(DIRECTIONS): Look over the entries that follow and work out how many lines contain "חשוב". State the number only.

(EXERCISE INPUTS):
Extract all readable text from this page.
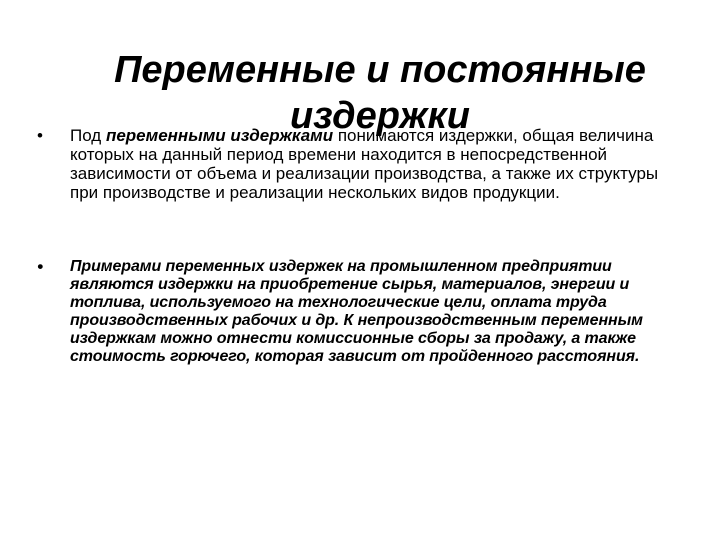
Переменные и постоянные
издержки
•	Под переменными издержками понимаются издержки, общая величина которых на данный период времени находится в непосредственной зависимости от объема и реализации производства, а также их структуры при производстве и реализации нескольких видов продукции.
•	Примерами переменных издержек на промышленном предприятии являются издержки на приобретение сырья, материалов, энергии и топлива, используемого на технологические цели, оплата труда производственных рабочих и др. К непроизводственным переменным издержкам можно отнести комиссионные сборы за продажу, а также стоимость горючего, которая зависит от пройденного расстояния.
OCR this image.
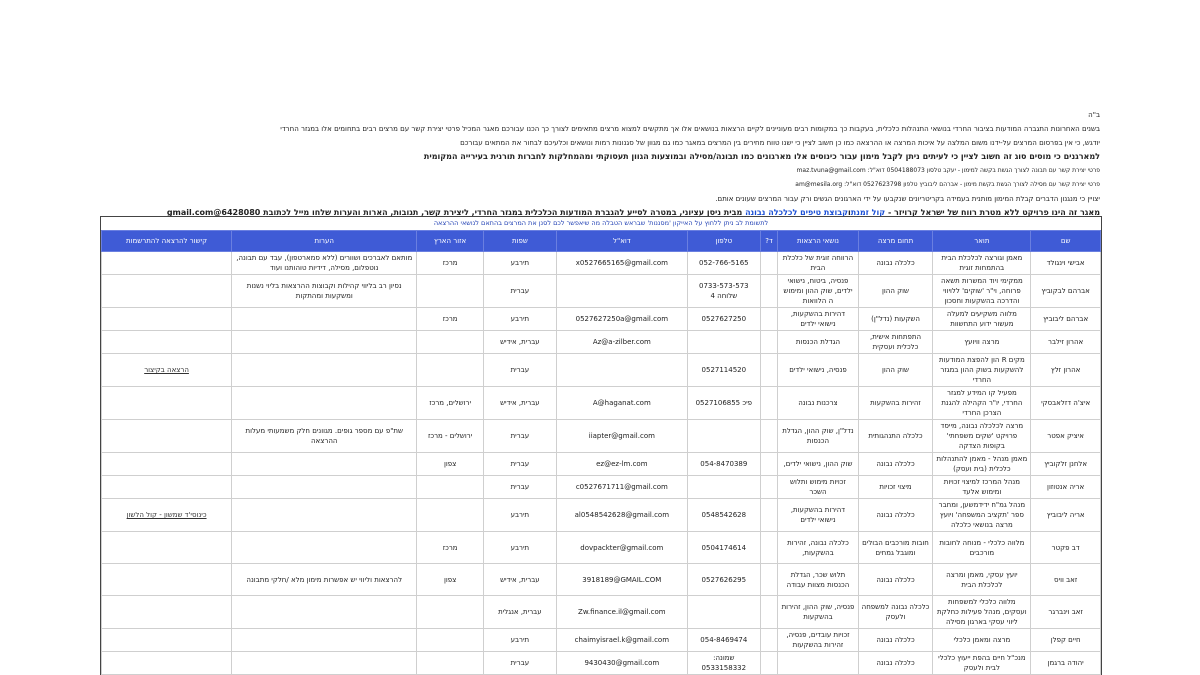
ב"ה
בשנים האחרונות התגברה המודעות בציבור החרדי בנושאי התנהלות כלכלית, בעקבות כך במקומות רבים מעוניינים לקיים הרצאות בנושאים אלו אך מתקשים למצוא מרצים מתאימים לצורך כך הכנו עבורכם מאגר המכיל פרטי יצירת קשר עם מרצים רבים בתחומים אלו במגזר החרדי
יודגש, כי אין בפרסום המרצים על-ידנו משום המלצה על איכות המרצה או ההרצאה כמו כן חשוב לציין כי ישנו טווח מחירים בין המרצים במאגר כמו גם מגוון של סגנונות רמות ונושאים וכלעיכם לבחור את המתאים עבורכם
למארגנים כי מוסים סוג זה חשוב לציין כי לעיתים ניתן לקבל מימון עבור כינוסים אלו מארגונים כמו תבונה/מסילה ובמוצעות הגוון תעסוקתי ומהמחלקות לחברות תורנית בעירייה המקומית
פרטי יצירת קשר עם תבונה לצורך הגשת בקשה למימון - יעקב טלסון 0504188073 דוא"ל: maz.tvuna@gmail.com
פרטי יצירת קשר עם מסילה לצורך הגשת בקשת מימון - אברהם ליבוביץ טלפון 0527623798 דוא"ל: am@mesila.org
יצויין כי מנגנון הדברים קבלת המימון מותנית בעמידה בקריטריונים שנקבעו על ידי הארגונים הגשים ורק עבור המרצים שעונים אותם.
מאגר זה הינו פרויקט ללא מטרת רווח של ישראל קרויזר - קול זמנתוקבוצת טיפים לכלכלה נבונה מבית ניסן עציוני, במטרה לסייע להגברת המודעות הכלכלית במגזר החרדי, ליצירת קשר, תגובות, הארות והערות שלחו מייל לכתובת gmail.com@6428080
לתשומת לב ניתן ללחוץ על האייקון 'מסננות' שבראש הטבלה מה שיאפשר לכם לסנן את המרצים בהתאם לנושאי ההרצאה
שם	תואר	תחום מרצה	נושאי הרצאות	ד?	טלפון	דוא"ל	שפות	אזור הארץ	הערות	קישור להרצאה להתרשמות
אבישי וינגולד	מאמן וגורצה לכלכלת הבית בהתמחות זוגית	כלכלה נבונה	הרווחה זוגית של כלכלת הבית		052-766-5165	x0527665165@gmail.com	תירבע	מרכז	מותאם לאברכים ושוורים (ללא סמארטפון), עבד עם תבונה, נוטפלום, מסילה, דידיות טוהותנו ועוד	
אברהם לבקוביץ	ממקימי ויוד המשרות תשאה פרוחה, וי"ר 'שוקים' ללויווי והדרכה בהשקעות וחסכון	שוק ההון	פנסיה, ביטוח, נישואי ילדים, שוק ההון ומימוש ה הלוואות		0733-573-573 שלוחה 4		עברית		נסיון רב בליווי קהילות וקבוצות ההרצאות בליוי נשנות ומשקעות ומהתקות	
אברהם ליבוביץ	מלווה משקיעים למעלה מעשור ידוע התחשוות	השקעות (נדל"ן)	דהירות בהשקעות, נישואי ילדים		0527627250	0527627250a@gmail.com	תירבע	מרכז		
אהרון זילבר	מרצה וויועץ	התפתחות אישית, כלכלית ועסקית	הגדלת הכנסות			Az@a-zilber.com	עברית, אידיש			
אהרון זלץ	מקים R הון להפצת המודעות להשקעות בשוק ההון במגזר החרדי	שוק ההון	פנסיה, נישואי ילדים		0527114520		עברית			הרצאה בקיצור
איצ'ה דזלאבסקי	מפעיל קו המידע למגזר החרדי, יו"ר הקהילה להגנת הצרכן החרדי	זהירות בהשקעות	צרכנות נבונה		פיכ 0527106855	A@haganat.com	עברית, אידיש	ירושלים, מרכז		
איציק אפטר	מרצה לכלכלה נבונה, מייסד פרויקט 'שקים משפחתי' בקופות הצדקה	כלכלה התנהגותית	נדל"ן, שוק ההון, הגדלת הכנסות			iiapter@gmail.com	עברית	ירושלים - מרכז	שת"פ עם מספר גופים. מגוונים חלק משמעותי מעלות ההרצאה	
אלחנן זלקוביץ	מאמן מנהל - מאמן להתנהלות כלכלית (בית ועסק)	כלכלה נבונה	שוק ההון, נישואי ילדים,		054-8470389	ez@ez-lm.com	עברית	צפון		
אריה אנטוזון	מנהל המרכז למיצוי זכויות ומימוש אלעד	מיצוי זכויות	זכויות מימוש ותלוש השכר			c0527671711@gmail.com	עברית			
אריה ליבוביץ	מנהל גמ"ח ידידמשען, ומחבר ספר 'תקציב המשפחה' ויועץ מרצה בנושאי כלכלה	כלכלה נבונה	דהירות בהשקעות, נישואי ילדים		0548542628	al0548542628@gmail.com	תירבע			כינוסי'ד שמשון - קול הלשון
דב פקטר	מלווה כלכלי - מנוחה לחובות מורכבים	חובות מורכבים הבולים ומוגבל גמחים	כלכלה נבונה, זהירות בהשקעות,		0504174614	dovpackter@gmail.com	תירבע	מרכז		
זאב וויס	יועץ עסקי, מאמן ומרצה לכלכלת הבית	כלכלה נבונה	תלוש שכר, הגדלת הכנסות מצוות עבודה		0527626295	3918189@GMAIL.COM	עברית, אידיש	צפון	להרצאות וליווי יש אפשרות מימון מלא /חלקי מתבונה	
זאב וינברגר	מלווה כלכלי למשפחות ועסקים, מנהל פעילות כחלקת ליווי עסקי בארגון מסילה	כלכלה נבונה למשפחה ולעסק	פנסיה, שוק ההון, זהירות בהשקעות			Zw.finance.il@gmail.com	עברית, אנגלית			
חיים קפלן	מרצה ומאמן כלכלי	כלכלה נבונה	זכויות עובדים, פנסיה, זהירות בהשקעות		054-8469474	chaimyisrael.k@gmail.com	תירבע			
יהודה ברגמן	מנכ"ל חיים בהפת ייעוץ כלכלי לבית ולעסק	כלכלה נבונה			שמונה: 0533158332	9430430@gmail.com	עברית			
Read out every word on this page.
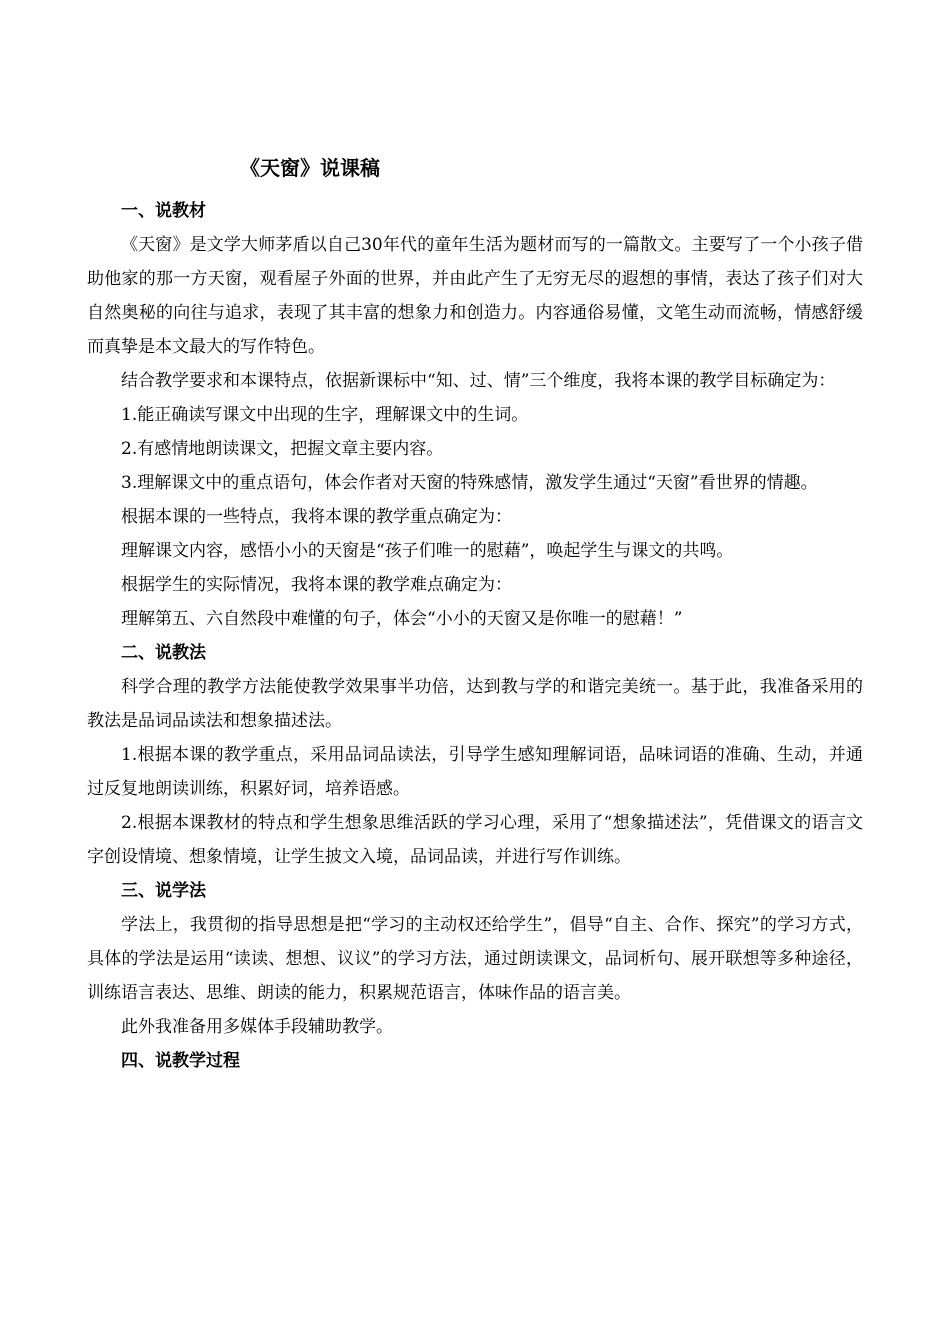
《天窗》说课稿

一、说教材

《天窗》是文学大师茅盾以自己30年代的童年生活为题材而写的一篇散文。主要写了一个小孩子借助他家的那一方天窗，观看屋子外面的世界，并由此产生了无穷无尽的遐想的事情，表达了孩子们对大自然奥秘的向往与追求，表现了其丰富的想象力和创造力。内容通俗易懂，文笔生动而流畅，情感舒缓而真挚是本文最大的写作特色。

结合教学要求和本课特点，依据新课标中“知、过、情”三个维度，我将本课的教学目标确定为：

1.能正确读写课文中出现的生字，理解课文中的生词。

2.有感情地朗读课文，把握文章主要内容。

3.理解课文中的重点语句，体会作者对天窗的特殊感情，激发学生通过“天窗”看世界的情趣。

根据本课的一些特点，我将本课的教学重点确定为：

理解课文内容，感悟小小的天窗是“孩子们唯一的慰藉”，唤起学生与课文的共鸣。

根据学生的实际情况，我将本课的教学难点确定为：

理解第五、六自然段中难懂的句子，体会“小小的天窗又是你唯一的慰藉！”

二、说教法

科学合理的教学方法能使教学效果事半功倍，达到教与学的和谐完美统一。基于此，我准备采用的教法是品词品读法和想象描述法。

1.根据本课的教学重点，采用品词品读法，引导学生感知理解词语，品味词语的准确、生动，并通过反复地朗读训练，积累好词，培养语感。

2.根据本课教材的特点和学生想象思维活跃的学习心理，采用了“想象描述法”，凭借课文的语言文字创设情境、想象情境，让学生披文入境，品词品读，并进行写作训练。

三、说学法

学法上，我贯彻的指导思想是把“学习的主动权还给学生”，倡导“自主、合作、探究”的学习方式，具体的学法是运用“读读、想想、议议”的学习方法，通过朗读课文，品词析句、展开联想等多种途径，训练语言表达、思维、朗读的能力，积累规范语言，体味作品的语言美。

此外我准备用多媒体手段辅助教学。

四、说教学过程
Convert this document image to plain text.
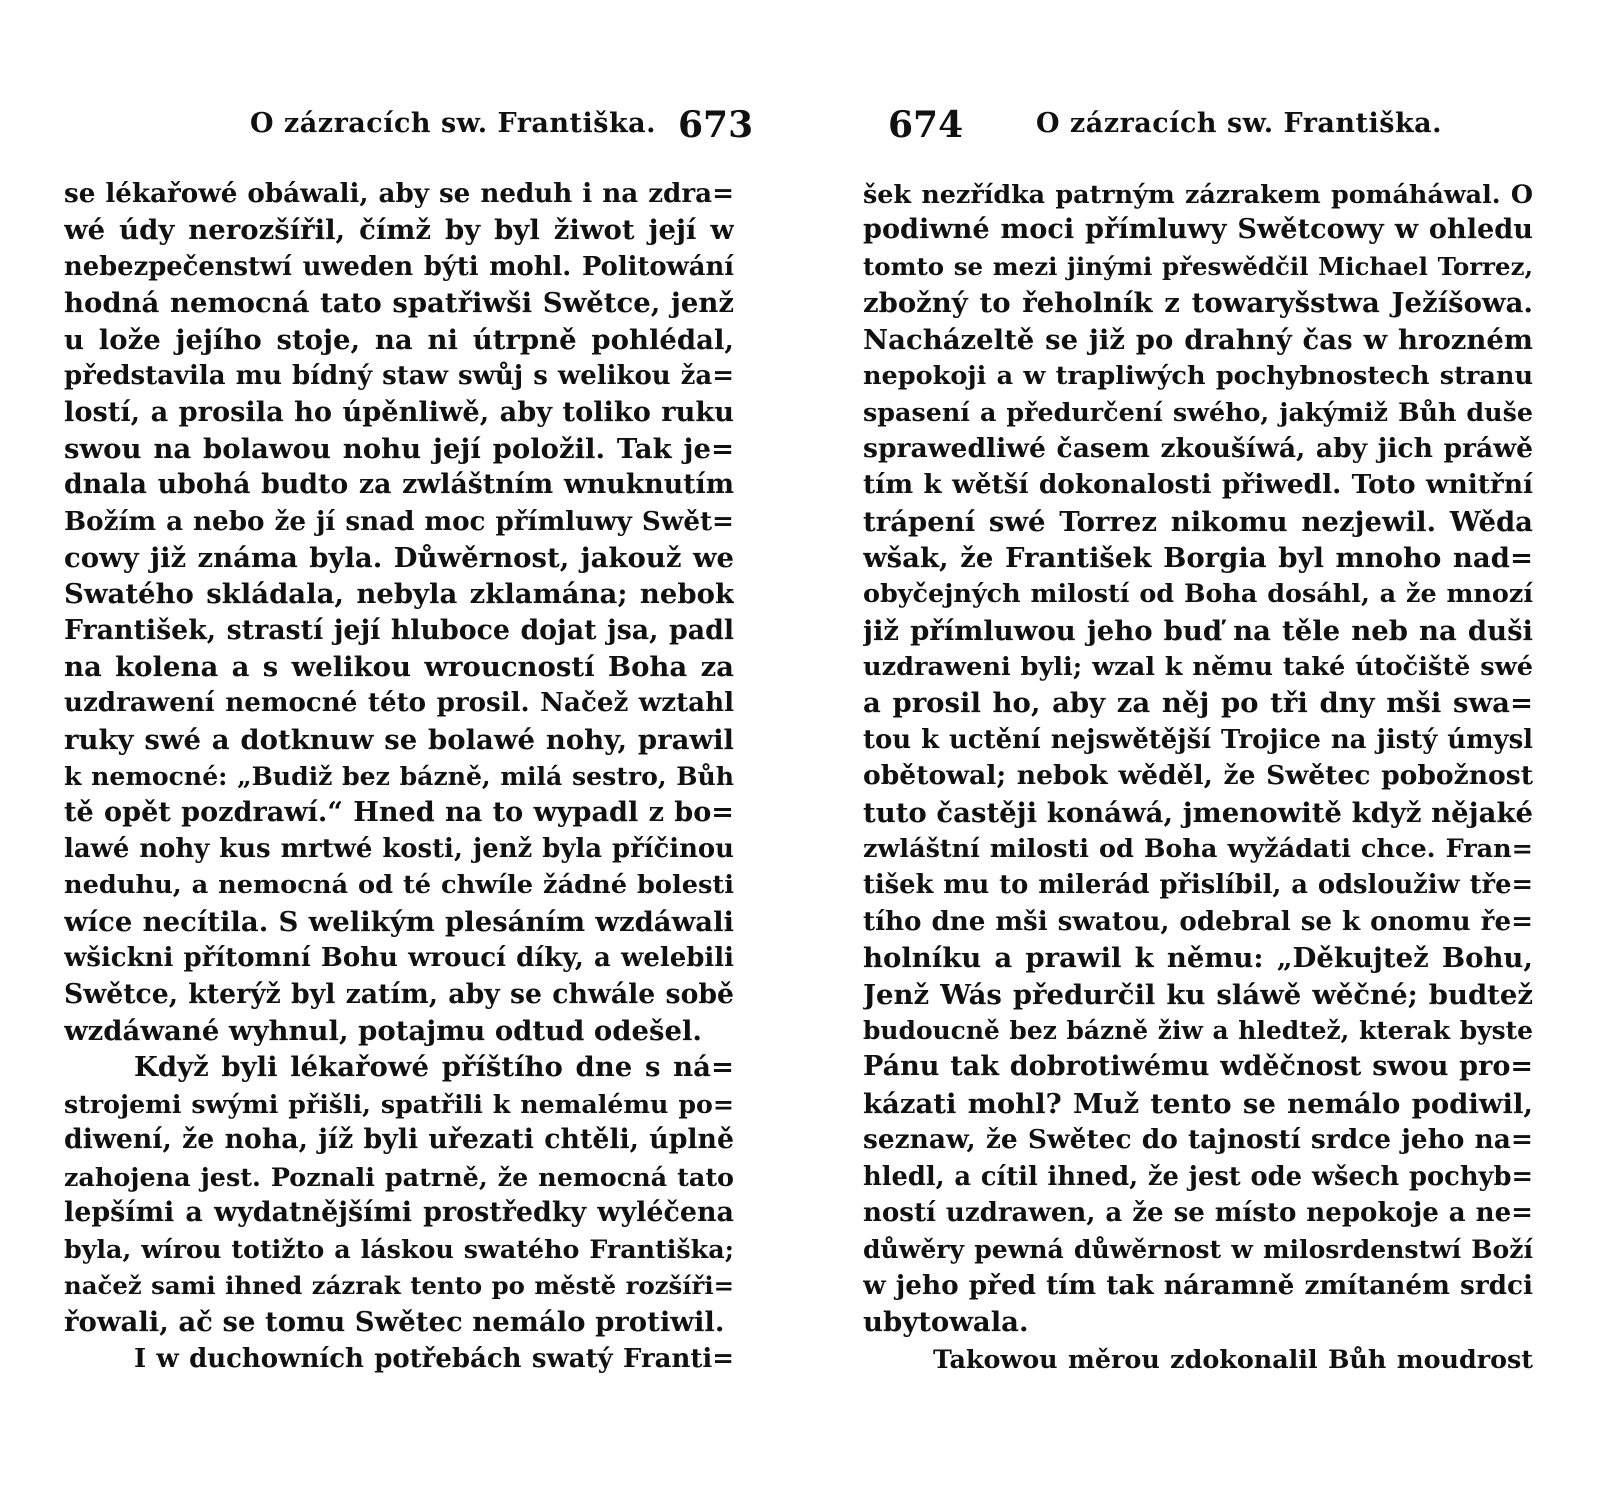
O zázracích sw. Františka. 673
se lékařowé obáwali, aby se neduh i na zdra=
wé údy nerozšířil, čímž by byl žiwot její w
nebezpečenstwí uweden býti mohl. Politowání
hodná nemocná tato spatřiwši Swětce, jenž
u lože jejího stoje, na ni útrpně pohlédal,
představila mu bídný staw swůj s welikou ža=
lostí, a prosila ho úpěnliwě, aby toliko ruku
swou na bolawou nohu její položil. Tak je=
dnala ubohá budto za zwláštním wnuknutím
Božím a nebo že jí snad moc přímluwy Swět=
cowy již známa byla. Důwěrnost, jakouž we
Swatého skládala, nebyla zklamána; nebok
František, strastí její hluboce dojat jsa, padl
na kolena a s welikou wroucností Boha za
uzdrawení nemocné této prosil. Načež wztahl
ruky swé a dotknuw se bolawé nohy, prawil
k nemocné: „Budiž bez bázně, milá sestro, Bůh
tě opět pozdrawí.“ Hned na to wypadl z bo=
lawé nohy kus mrtwé kosti, jenž byla příčinou
neduhu, a nemocná od té chwíle žádné bolesti
wíce necítila. S welikým plesáním wzdáwali
wšickni přítomní Bohu wroucí díky, a welebili
Swětce, kterýž byl zatím, aby se chwále sobě
wzdáwané wyhnul, potajmu odtud odešel.
Když byli lékařowé příštího dne s ná=
strojemi swými přišli, spatřili k nemalému po=
diwení, že noha, jíž byli uřezati chtěli, úplně
zahojena jest. Poznali patrně, že nemocná tato
lepšími a wydatnějšími prostředky wyléčena
byla, wírou totižto a láskou swatého Františka;
načež sami ihned zázrak tento po městě rozšíři=
řowali, ač se tomu Swětec nemálo protiwil.
I w duchowních potřebách swatý Franti=
674	O zázracích sw. Františka.
šek nezřídka patrným zázrakem pomáháwal. O
podiwné moci přímluwy Swětcowy w ohledu
tomto se mezi jinými přeswědčil Michael Torrez,
zbožný to řeholník z towaryšstwa Ježíšowa.
Nacházeltě se již po drahný čas w hrozném
nepokoji a w trapliwých pochybnostech stranu
spasení a předurčení swého, jakýmiž Bůh duše
sprawedliwé časem zkoušíwá, aby jich práwě
tím k wětší dokonalosti přiwedl. Toto wnitřní
trápení swé Torrez nikomu nezjewil. Wěda
wšak, že František Borgia byl mnoho nad=
obyčejných milostí od Boha dosáhl, a že mnozí
již přímluwou jeho buď na těle neb na duši
uzdraweni byli; wzal k němu také útočiště swé
a prosil ho, aby za něj po tři dny mši swa=
tou k uctění nejswětější Trojice na jistý úmysl
obětowal; nebok wěděl, že Swětec pobožnost
tuto častěji konáwá, jmenowitě když nějaké
zwláštní milosti od Boha wyžádati chce. Fran=
tišek mu to milerád přislíbil, a odsloužiw tře=
tího dne mši swatou, odebral se k onomu ře=
holníku a prawil k němu: „Děkujtež Bohu,
Jenž Wás předurčil ku sláwě wěčné; budtež
budoucně bez bázně žiw a hledtež, kterak byste
Pánu tak dobrotiwému wděčnost swou pro=
kázati mohl? Muž tento se nemálo podiwil,
seznaw, že Swětec do tajností srdce jeho na=
hledl, a cítil ihned, že jest ode wšech pochyb=
ností uzdrawen, a že se místo nepokoje a ne=
důwěry pewná důwěrnost w milosrdenstwí Boží
w jeho před tím tak náramně zmítaném srdci
ubytowala.
Takowou měrou zdokonalil Bůh moudrost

(TASK RESPONSE): 2